### DATA IN THIS EXERCISE:

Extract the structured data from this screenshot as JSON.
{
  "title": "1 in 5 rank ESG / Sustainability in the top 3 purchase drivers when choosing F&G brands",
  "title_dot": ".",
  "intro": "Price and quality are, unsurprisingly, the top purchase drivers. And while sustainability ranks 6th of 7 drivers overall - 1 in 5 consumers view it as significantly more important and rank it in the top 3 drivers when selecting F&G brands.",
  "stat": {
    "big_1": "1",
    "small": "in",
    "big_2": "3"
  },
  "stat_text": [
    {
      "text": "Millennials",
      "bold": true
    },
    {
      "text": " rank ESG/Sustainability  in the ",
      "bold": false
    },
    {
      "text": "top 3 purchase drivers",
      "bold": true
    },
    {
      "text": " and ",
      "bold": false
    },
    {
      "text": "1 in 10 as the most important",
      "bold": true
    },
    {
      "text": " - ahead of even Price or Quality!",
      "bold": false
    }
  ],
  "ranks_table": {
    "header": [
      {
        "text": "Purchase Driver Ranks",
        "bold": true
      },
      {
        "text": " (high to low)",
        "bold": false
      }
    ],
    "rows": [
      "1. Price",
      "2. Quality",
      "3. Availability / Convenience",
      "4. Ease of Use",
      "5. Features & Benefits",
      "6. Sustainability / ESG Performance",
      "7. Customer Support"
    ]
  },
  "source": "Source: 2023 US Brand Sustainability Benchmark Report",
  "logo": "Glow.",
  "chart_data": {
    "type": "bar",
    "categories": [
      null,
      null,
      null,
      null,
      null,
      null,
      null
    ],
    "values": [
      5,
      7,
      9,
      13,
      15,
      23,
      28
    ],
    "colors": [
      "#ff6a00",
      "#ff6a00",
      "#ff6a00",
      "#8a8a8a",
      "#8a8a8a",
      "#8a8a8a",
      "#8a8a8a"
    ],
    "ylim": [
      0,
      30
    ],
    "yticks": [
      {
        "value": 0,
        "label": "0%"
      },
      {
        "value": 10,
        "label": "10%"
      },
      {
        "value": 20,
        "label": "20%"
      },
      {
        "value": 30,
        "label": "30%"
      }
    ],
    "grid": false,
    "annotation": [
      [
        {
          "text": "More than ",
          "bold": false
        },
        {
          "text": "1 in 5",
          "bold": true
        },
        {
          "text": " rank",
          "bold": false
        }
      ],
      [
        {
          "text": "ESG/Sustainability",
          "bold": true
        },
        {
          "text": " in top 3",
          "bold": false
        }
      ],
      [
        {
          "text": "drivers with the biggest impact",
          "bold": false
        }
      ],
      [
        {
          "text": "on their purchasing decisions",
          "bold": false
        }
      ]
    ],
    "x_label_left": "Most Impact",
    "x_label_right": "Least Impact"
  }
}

### WHAT YOU WILL DO:
Recopy all the lines exactly as they appear.

### THE REPLY:
Extract the structured data from this screenshot as JSON.
{
  "title": "1 in 5 rank ESG / Sustainability in the top 3 purchase drivers when choosing F&G brands",
  "title_dot": ".",
  "intro": "Price and quality are, unsurprisingly, the top purchase drivers. And while sustainability ranks 6th of 7 drivers overall - 1 in 5 consumers view it as significantly more important and rank it in the top 3 drivers when selecting F&G brands.",
  "stat": {
    "big_1": "1",
    "small": "in",
    "big_2": "3"
  },
  "stat_text": [
    {
      "text": "Millennials",
      "bold": true
    },
    {
      "text": " rank ESG/Sustainability  in the ",
      "bold": false
    },
    {
      "text": "top 3 purchase drivers",
      "bold": true
    },
    {
      "text": " and ",
      "bold": false
    },
    {
      "text": "1 in 10 as the most important",
      "bold": true
    },
    {
      "text": " - ahead of even Price or Quality!",
      "bold": false
    }
  ],
  "ranks_table": {
    "header": [
      {
        "text": "Purchase Driver Ranks",
        "bold": true
      },
      {
        "text": " (high to low)",
        "bold": false
      }
    ],
    "rows": [
      "1. Price",
      "2. Quality",
      "3. Availability / Convenience",
      "4. Ease of Use",
      "5. Features & Benefits",
      "6. Sustainability / ESG Performance",
      "7. Customer Support"
    ]
  },
  "source": "Source: 2023 US Brand Sustainability Benchmark Report",
  "logo": "Glow.",
  "chart_data": {
    "type": "bar",
    "categories": [
      null,
      null,
      null,
      null,
      null,
      null,
      null
    ],
    "values": [
      5,
      7,
      9,
      13,
      15,
      23,
      28
    ],
    "colors": [
      "#ff6a00",
      "#ff6a00",
      "#ff6a00",
      "#8a8a8a",
      "#8a8a8a",
      "#8a8a8a",
      "#8a8a8a"
    ],
    "ylim": [
      0,
      30
    ],
    "yticks": [
      {
        "value": 0,
        "label": "0%"
      },
      {
        "value": 10,
        "label": "10%"
      },
      {
        "value": 20,
        "label": "20%"
      },
      {
        "value": 30,
        "label": "30%"
      }
    ],
    "grid": false,
    "annotation": [
      [
        {
          "text": "More than ",
          "bold": false
        },
        {
          "text": "1 in 5",
          "bold": true
        },
        {
          "text": " rank",
          "bold": false
        }
      ],
      [
        {
          "text": "ESG/Sustainability",
          "bold": true
        },
        {
          "text": " in top 3",
          "bold": false
        }
      ],
      [
        {
          "text": "drivers with the biggest impact",
          "bold": false
        }
      ],
      [
        {
          "text": "on their purchasing decisions",
          "bold": false
        }
      ]
    ],
    "x_label_left": "Most Impact",
    "x_label_right": "Least Impact"
  }
}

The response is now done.